→ Figure record extracts
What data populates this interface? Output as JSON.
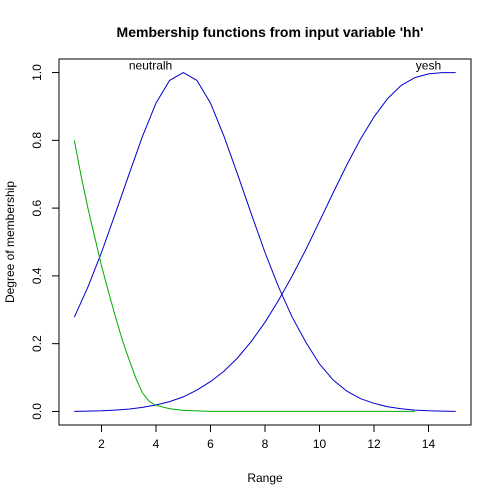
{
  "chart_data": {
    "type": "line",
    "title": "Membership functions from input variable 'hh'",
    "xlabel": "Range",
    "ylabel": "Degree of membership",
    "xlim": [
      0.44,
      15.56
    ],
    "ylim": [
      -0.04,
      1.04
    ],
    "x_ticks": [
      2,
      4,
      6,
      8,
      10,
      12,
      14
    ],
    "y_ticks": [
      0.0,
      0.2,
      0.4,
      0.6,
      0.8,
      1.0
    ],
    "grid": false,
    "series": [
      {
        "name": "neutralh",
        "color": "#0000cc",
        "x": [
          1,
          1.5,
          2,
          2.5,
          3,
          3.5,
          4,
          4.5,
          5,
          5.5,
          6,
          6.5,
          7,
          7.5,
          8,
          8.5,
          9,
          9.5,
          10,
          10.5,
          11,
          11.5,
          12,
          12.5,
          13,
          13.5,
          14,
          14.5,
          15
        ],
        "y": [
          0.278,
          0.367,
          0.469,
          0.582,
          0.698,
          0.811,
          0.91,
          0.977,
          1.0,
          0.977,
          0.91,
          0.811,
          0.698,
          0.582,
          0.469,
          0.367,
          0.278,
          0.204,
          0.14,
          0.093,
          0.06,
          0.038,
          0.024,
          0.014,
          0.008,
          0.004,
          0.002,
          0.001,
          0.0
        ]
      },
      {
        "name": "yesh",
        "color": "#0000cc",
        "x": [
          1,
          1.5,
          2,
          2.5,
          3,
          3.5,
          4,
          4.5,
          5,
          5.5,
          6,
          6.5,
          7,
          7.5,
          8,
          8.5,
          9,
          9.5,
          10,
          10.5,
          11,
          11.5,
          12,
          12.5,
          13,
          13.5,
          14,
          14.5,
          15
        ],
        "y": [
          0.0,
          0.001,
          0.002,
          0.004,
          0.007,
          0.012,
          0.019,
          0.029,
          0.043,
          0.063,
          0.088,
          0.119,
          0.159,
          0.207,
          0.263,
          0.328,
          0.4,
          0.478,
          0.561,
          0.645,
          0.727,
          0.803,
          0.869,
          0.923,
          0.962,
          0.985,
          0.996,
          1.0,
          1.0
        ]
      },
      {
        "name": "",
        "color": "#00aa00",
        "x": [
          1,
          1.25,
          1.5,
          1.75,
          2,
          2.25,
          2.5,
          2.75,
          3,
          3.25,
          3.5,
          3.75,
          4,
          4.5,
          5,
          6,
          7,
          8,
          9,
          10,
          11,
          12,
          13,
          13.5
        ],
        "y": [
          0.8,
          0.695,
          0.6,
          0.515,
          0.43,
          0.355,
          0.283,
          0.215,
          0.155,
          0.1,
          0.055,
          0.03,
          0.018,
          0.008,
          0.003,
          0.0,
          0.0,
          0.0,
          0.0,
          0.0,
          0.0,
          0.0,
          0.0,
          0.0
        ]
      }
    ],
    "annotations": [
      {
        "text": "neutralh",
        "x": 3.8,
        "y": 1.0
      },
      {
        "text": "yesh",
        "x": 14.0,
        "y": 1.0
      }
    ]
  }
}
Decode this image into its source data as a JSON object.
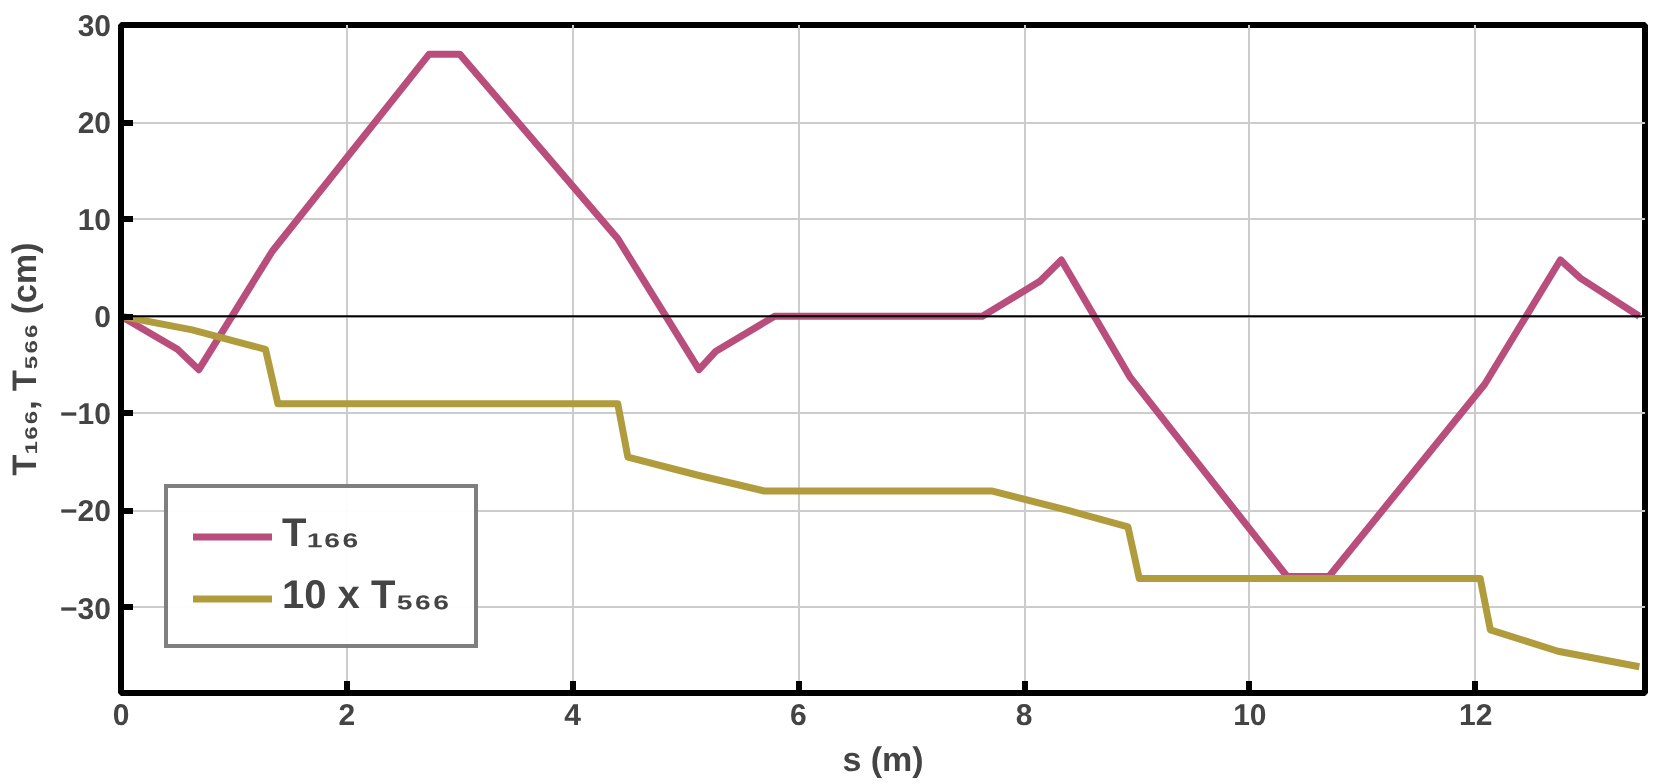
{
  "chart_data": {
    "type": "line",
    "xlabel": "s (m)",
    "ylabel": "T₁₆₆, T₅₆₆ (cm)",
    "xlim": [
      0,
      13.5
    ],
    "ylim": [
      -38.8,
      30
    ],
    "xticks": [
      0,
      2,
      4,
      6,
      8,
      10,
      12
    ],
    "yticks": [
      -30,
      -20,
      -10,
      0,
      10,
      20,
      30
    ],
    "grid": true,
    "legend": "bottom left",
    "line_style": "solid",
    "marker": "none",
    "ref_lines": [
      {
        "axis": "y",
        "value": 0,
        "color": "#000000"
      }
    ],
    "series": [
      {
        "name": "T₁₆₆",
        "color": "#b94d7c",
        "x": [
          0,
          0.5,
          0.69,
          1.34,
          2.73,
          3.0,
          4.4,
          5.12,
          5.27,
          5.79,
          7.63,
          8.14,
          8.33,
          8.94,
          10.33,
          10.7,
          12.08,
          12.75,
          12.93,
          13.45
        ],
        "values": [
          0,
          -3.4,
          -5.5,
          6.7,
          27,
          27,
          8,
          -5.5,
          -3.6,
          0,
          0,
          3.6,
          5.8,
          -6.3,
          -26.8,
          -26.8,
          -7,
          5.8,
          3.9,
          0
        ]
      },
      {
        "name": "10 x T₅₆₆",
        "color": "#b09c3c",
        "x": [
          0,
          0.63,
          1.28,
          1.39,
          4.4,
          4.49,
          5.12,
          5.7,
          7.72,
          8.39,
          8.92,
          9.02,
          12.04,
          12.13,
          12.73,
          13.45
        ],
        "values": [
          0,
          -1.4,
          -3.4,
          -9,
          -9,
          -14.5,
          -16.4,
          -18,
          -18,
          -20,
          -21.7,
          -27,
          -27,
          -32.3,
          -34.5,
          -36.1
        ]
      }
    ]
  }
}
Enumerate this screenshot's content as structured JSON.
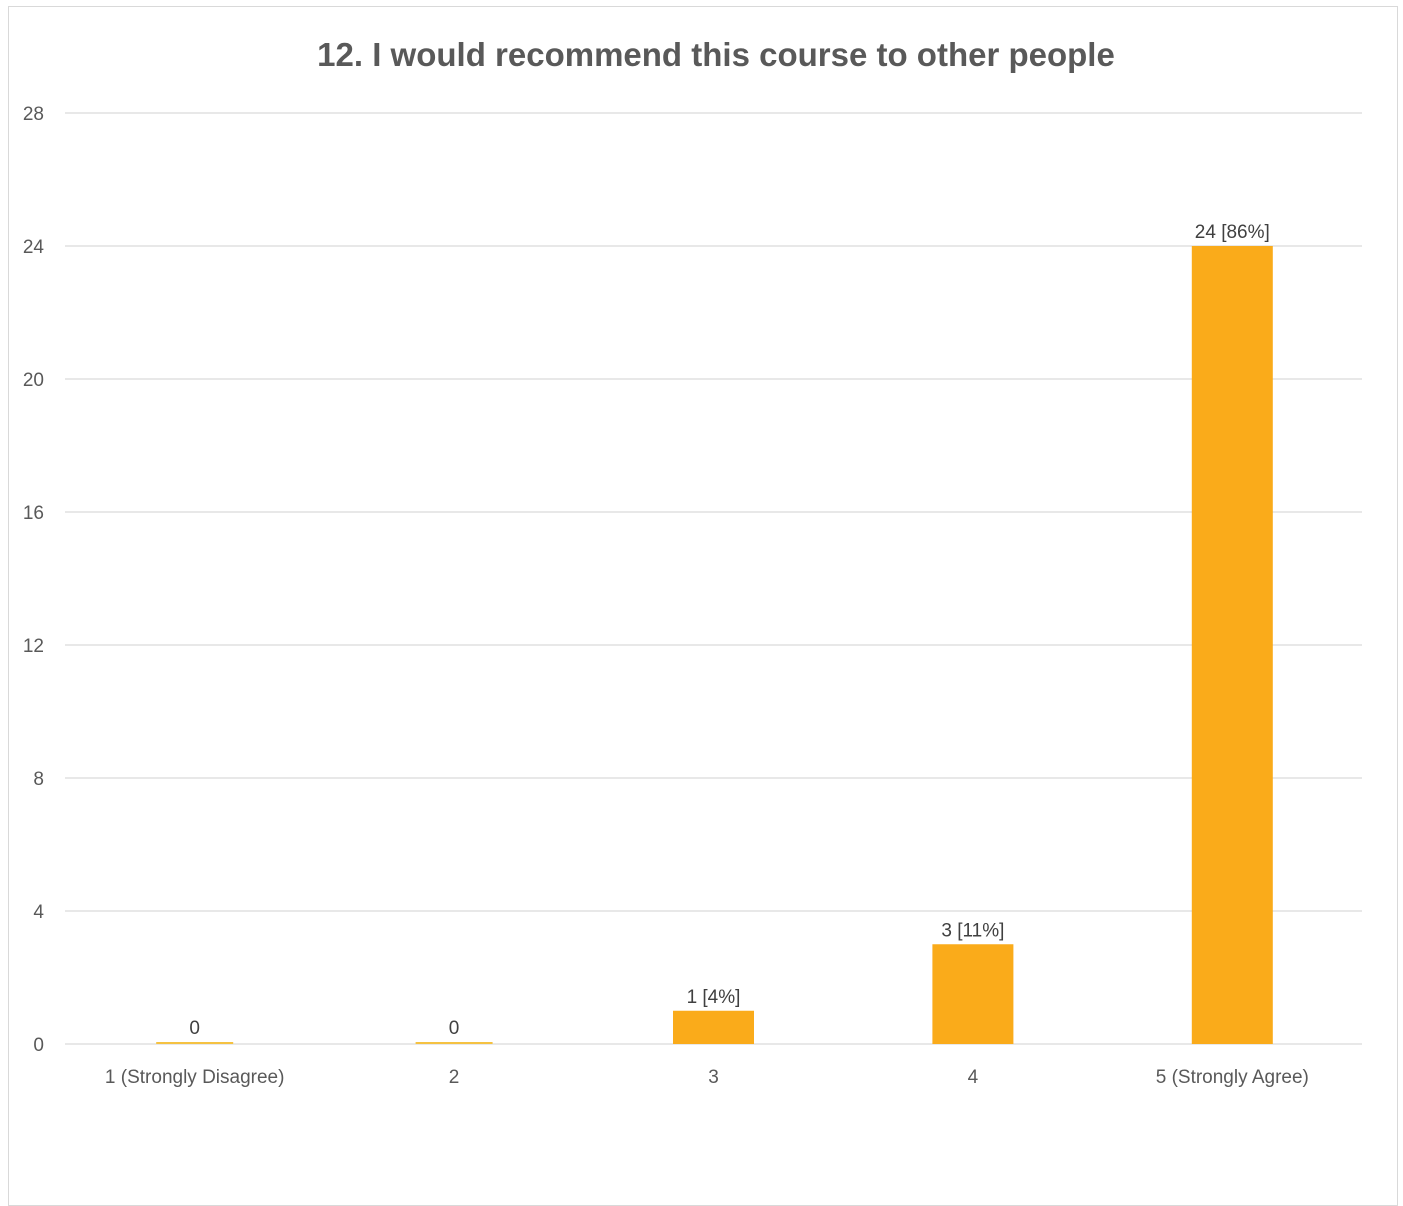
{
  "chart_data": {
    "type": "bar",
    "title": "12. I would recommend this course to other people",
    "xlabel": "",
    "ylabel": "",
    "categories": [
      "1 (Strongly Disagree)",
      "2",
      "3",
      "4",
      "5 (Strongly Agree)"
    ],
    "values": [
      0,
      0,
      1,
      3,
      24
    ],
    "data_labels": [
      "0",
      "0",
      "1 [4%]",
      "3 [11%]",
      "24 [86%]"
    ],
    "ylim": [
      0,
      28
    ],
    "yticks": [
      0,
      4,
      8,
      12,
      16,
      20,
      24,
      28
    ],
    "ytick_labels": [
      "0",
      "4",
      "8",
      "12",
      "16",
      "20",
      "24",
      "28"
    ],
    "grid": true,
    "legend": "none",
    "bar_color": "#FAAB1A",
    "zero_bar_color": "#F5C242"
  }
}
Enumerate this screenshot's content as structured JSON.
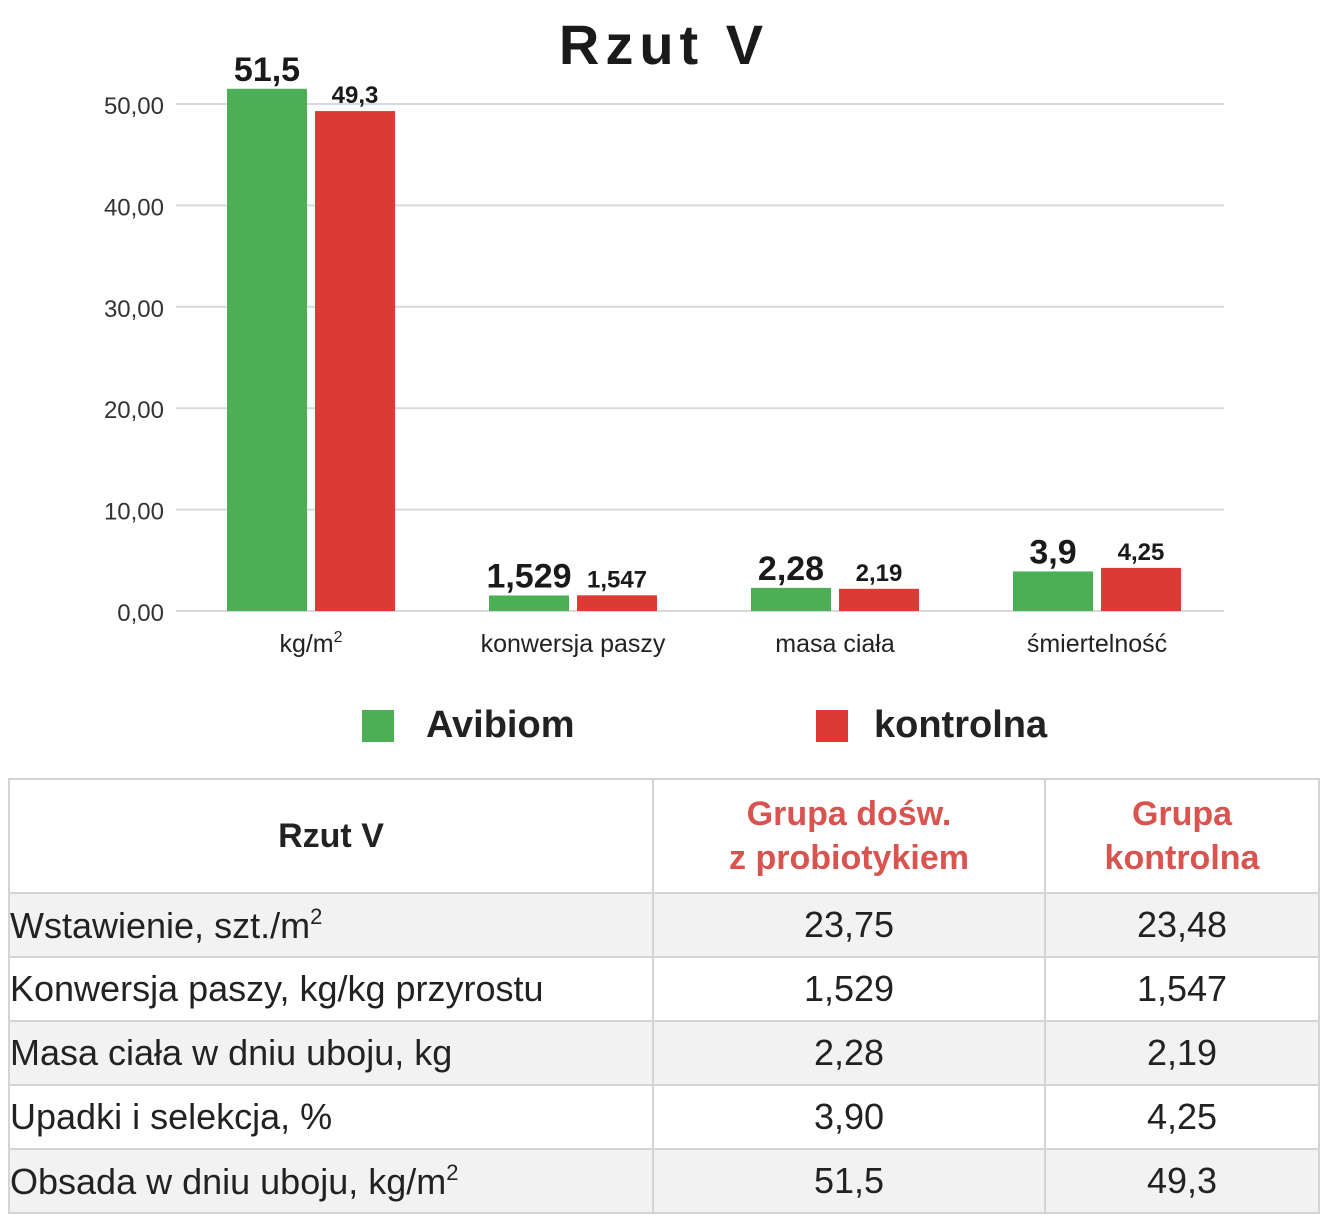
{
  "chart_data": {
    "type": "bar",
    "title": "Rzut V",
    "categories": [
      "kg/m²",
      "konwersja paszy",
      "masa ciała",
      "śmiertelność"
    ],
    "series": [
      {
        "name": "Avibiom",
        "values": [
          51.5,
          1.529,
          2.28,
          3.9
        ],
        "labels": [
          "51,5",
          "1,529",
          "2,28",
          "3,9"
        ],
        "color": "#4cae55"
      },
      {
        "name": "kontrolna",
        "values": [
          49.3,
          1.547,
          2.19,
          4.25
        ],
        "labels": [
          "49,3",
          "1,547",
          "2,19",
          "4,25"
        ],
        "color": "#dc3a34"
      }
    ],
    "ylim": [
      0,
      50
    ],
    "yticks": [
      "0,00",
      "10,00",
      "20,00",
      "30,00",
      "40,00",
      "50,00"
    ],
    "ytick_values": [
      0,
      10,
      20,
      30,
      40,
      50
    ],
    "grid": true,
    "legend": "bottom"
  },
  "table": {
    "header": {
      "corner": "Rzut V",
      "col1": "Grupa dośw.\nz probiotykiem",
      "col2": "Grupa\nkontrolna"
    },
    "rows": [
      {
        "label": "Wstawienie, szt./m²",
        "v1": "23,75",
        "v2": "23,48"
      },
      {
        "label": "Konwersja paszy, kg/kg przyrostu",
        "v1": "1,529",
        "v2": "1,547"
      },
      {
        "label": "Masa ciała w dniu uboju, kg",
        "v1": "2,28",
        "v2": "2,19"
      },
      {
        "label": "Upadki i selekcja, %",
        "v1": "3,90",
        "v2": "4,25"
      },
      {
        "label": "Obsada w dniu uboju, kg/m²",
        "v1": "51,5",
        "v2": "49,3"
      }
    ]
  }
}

→ Task details
Repeat each entry exactly. Pictures do not belong in the copy.

→ Correct answer
What data populates this interface? Output as JSON.
{
  "chart_data": {
    "type": "line",
    "title": "Membership functions from input variable 'hh'",
    "xlabel": "Range",
    "ylabel": "Degree of membership",
    "xlim": [
      0.44,
      15.56
    ],
    "ylim": [
      -0.04,
      1.04
    ],
    "x_ticks": [
      2,
      4,
      6,
      8,
      10,
      12,
      14
    ],
    "y_ticks": [
      0.0,
      0.2,
      0.4,
      0.6,
      0.8,
      1.0
    ],
    "grid": false,
    "series": [
      {
        "name": "neutralh",
        "color": "#0000cc",
        "x": [
          1,
          1.5,
          2,
          2.5,
          3,
          3.5,
          4,
          4.5,
          5,
          5.5,
          6,
          6.5,
          7,
          7.5,
          8,
          8.5,
          9,
          9.5,
          10,
          10.5,
          11,
          11.5,
          12,
          12.5,
          13,
          13.5,
          14,
          14.5,
          15
        ],
        "y": [
          0.278,
          0.367,
          0.469,
          0.582,
          0.698,
          0.811,
          0.91,
          0.977,
          1.0,
          0.977,
          0.91,
          0.811,
          0.698,
          0.582,
          0.469,
          0.367,
          0.278,
          0.204,
          0.14,
          0.093,
          0.06,
          0.038,
          0.024,
          0.014,
          0.008,
          0.004,
          0.002,
          0.001,
          0.0
        ]
      },
      {
        "name": "yesh",
        "color": "#0000cc",
        "x": [
          1,
          1.5,
          2,
          2.5,
          3,
          3.5,
          4,
          4.5,
          5,
          5.5,
          6,
          6.5,
          7,
          7.5,
          8,
          8.5,
          9,
          9.5,
          10,
          10.5,
          11,
          11.5,
          12,
          12.5,
          13,
          13.5,
          14,
          14.5,
          15
        ],
        "y": [
          0.0,
          0.001,
          0.002,
          0.004,
          0.007,
          0.012,
          0.019,
          0.029,
          0.043,
          0.063,
          0.088,
          0.119,
          0.159,
          0.207,
          0.263,
          0.328,
          0.4,
          0.478,
          0.561,
          0.645,
          0.727,
          0.803,
          0.869,
          0.923,
          0.962,
          0.985,
          0.996,
          1.0,
          1.0
        ]
      },
      {
        "name": "",
        "color": "#00aa00",
        "x": [
          1,
          1.25,
          1.5,
          1.75,
          2,
          2.25,
          2.5,
          2.75,
          3,
          3.25,
          3.5,
          3.75,
          4,
          4.5,
          5,
          6,
          7,
          8,
          9,
          10,
          11,
          12,
          13,
          13.5
        ],
        "y": [
          0.8,
          0.695,
          0.6,
          0.515,
          0.43,
          0.355,
          0.283,
          0.215,
          0.155,
          0.1,
          0.055,
          0.03,
          0.018,
          0.008,
          0.003,
          0.0,
          0.0,
          0.0,
          0.0,
          0.0,
          0.0,
          0.0,
          0.0,
          0.0
        ]
      }
    ],
    "annotations": [
      {
        "text": "neutralh",
        "x": 3.8,
        "y": 1.0
      },
      {
        "text": "yesh",
        "x": 14.0,
        "y": 1.0
      }
    ]
  }
}
Decode this image into its source data as a JSON object.
{
  "chart_data": {
    "type": "line",
    "xlabel": "s (m)",
    "ylabel": "T₁₆₆, T₅₆₆ (cm)",
    "xlim": [
      0,
      13.5
    ],
    "ylim": [
      -38.8,
      30
    ],
    "xticks": [
      0,
      2,
      4,
      6,
      8,
      10,
      12
    ],
    "yticks": [
      -30,
      -20,
      -10,
      0,
      10,
      20,
      30
    ],
    "grid": true,
    "legend": "bottom left",
    "line_style": "solid",
    "marker": "none",
    "ref_lines": [
      {
        "axis": "y",
        "value": 0,
        "color": "#000000"
      }
    ],
    "series": [
      {
        "name": "T₁₆₆",
        "color": "#b94d7c",
        "x": [
          0,
          0.5,
          0.69,
          1.34,
          2.73,
          3.0,
          4.4,
          5.12,
          5.27,
          5.79,
          7.63,
          8.14,
          8.33,
          8.94,
          10.33,
          10.7,
          12.08,
          12.75,
          12.93,
          13.45
        ],
        "values": [
          0,
          -3.4,
          -5.5,
          6.7,
          27,
          27,
          8,
          -5.5,
          -3.6,
          0,
          0,
          3.6,
          5.8,
          -6.3,
          -26.8,
          -26.8,
          -7,
          5.8,
          3.9,
          0
        ]
      },
      {
        "name": "10 x T₅₆₆",
        "color": "#b09c3c",
        "x": [
          0,
          0.63,
          1.28,
          1.39,
          4.4,
          4.49,
          5.12,
          5.7,
          7.72,
          8.39,
          8.92,
          9.02,
          12.04,
          12.13,
          12.73,
          13.45
        ],
        "values": [
          0,
          -1.4,
          -3.4,
          -9,
          -9,
          -14.5,
          -16.4,
          -18,
          -18,
          -20,
          -21.7,
          -27,
          -27,
          -32.3,
          -34.5,
          -36.1
        ]
      }
    ]
  }
}
Enumerate this screenshot's content as structured JSON.
{
  "chart_data": {
    "type": "bar",
    "title": "12. I would recommend this course to other people",
    "xlabel": "",
    "ylabel": "",
    "categories": [
      "1 (Strongly Disagree)",
      "2",
      "3",
      "4",
      "5 (Strongly Agree)"
    ],
    "values": [
      0,
      0,
      1,
      3,
      24
    ],
    "data_labels": [
      "0",
      "0",
      "1 [4%]",
      "3 [11%]",
      "24 [86%]"
    ],
    "ylim": [
      0,
      28
    ],
    "yticks": [
      0,
      4,
      8,
      12,
      16,
      20,
      24,
      28
    ],
    "ytick_labels": [
      "0",
      "4",
      "8",
      "12",
      "16",
      "20",
      "24",
      "28"
    ],
    "grid": true,
    "legend": "none",
    "bar_color": "#FAAB1A",
    "zero_bar_color": "#F5C242"
  }
}
Enumerate this screenshot's content as structured JSON.
{
  "chart_data": {
    "type": "bar",
    "title": "Rzut V",
    "categories": [
      "kg/m²",
      "konwersja paszy",
      "masa ciała",
      "śmiertelność"
    ],
    "series": [
      {
        "name": "Avibiom",
        "values": [
          51.5,
          1.529,
          2.28,
          3.9
        ],
        "labels": [
          "51,5",
          "1,529",
          "2,28",
          "3,9"
        ],
        "color": "#4cae55"
      },
      {
        "name": "kontrolna",
        "values": [
          49.3,
          1.547,
          2.19,
          4.25
        ],
        "labels": [
          "49,3",
          "1,547",
          "2,19",
          "4,25"
        ],
        "color": "#dc3a34"
      }
    ],
    "ylim": [
      0,
      50
    ],
    "yticks": [
      "0,00",
      "10,00",
      "20,00",
      "30,00",
      "40,00",
      "50,00"
    ],
    "ytick_values": [
      0,
      10,
      20,
      30,
      40,
      50
    ],
    "grid": true,
    "legend": "bottom"
  },
  "table": {
    "header": {
      "corner": "Rzut V",
      "col1": "Grupa dośw.\nz probiotykiem",
      "col2": "Grupa\nkontrolna"
    },
    "rows": [
      {
        "label": "Wstawienie, szt./m²",
        "v1": "23,75",
        "v2": "23,48"
      },
      {
        "label": "Konwersja paszy, kg/kg przyrostu",
        "v1": "1,529",
        "v2": "1,547"
      },
      {
        "label": "Masa ciała w dniu uboju, kg",
        "v1": "2,28",
        "v2": "2,19"
      },
      {
        "label": "Upadki i selekcja, %",
        "v1": "3,90",
        "v2": "4,25"
      },
      {
        "label": "Obsada w dniu uboju, kg/m²",
        "v1": "51,5",
        "v2": "49,3"
      }
    ]
  }
}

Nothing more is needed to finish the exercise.